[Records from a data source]
--- Begin ---

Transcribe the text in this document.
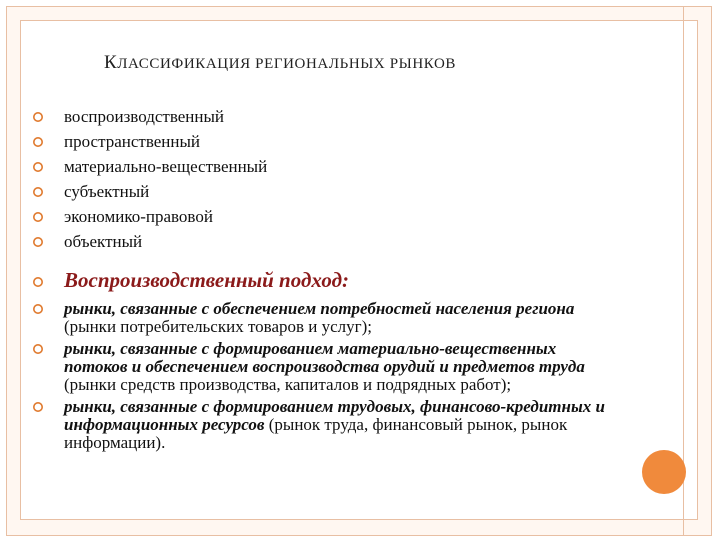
КЛАССИФИКАЦИЯ РЕГИОНАЛЬНЫХ РЫНКОВ
воспроизводственный
пространственный
материально-вещественный
субъектный
экономико-правовой
объектный
Воспроизводственный подход:
рынки, связанные с обеспечением потребностей населения региона (рынки потребительских товаров и услуг);
рынки, связанные с формированием материально-вещественных потоков и обеспечением воспроизводства орудий и предметов труда (рынки средств производства, капиталов и подрядных работ);
рынки, связанные с формированием трудовых, финансово-кредитных и информационных ресурсов (рынок труда, финансовый рынок, рынок информации).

--- End ---

### The task:
Exclude the images, then output the data above word for word.

### Expected output:
Transcribe the text in this document.
КЛАССИФИКАЦИЯ РЕГИОНАЛЬНЫХ РЫНКОВ
воспроизводственный
пространственный
материально-вещественный
субъектный
экономико-правовой
объектный
Воспроизводственный подход:
рынки, связанные с обеспечением потребностей населения региона (рынки потребительских товаров и услуг);
рынки, связанные с формированием материально-вещественных потоков и обеспечением воспроизводства орудий и предметов труда (рынки средств производства, капиталов и подрядных работ);
рынки, связанные с формированием трудовых, финансово-кредитных и информационных ресурсов (рынок труда, финансовый рынок, рынок информации).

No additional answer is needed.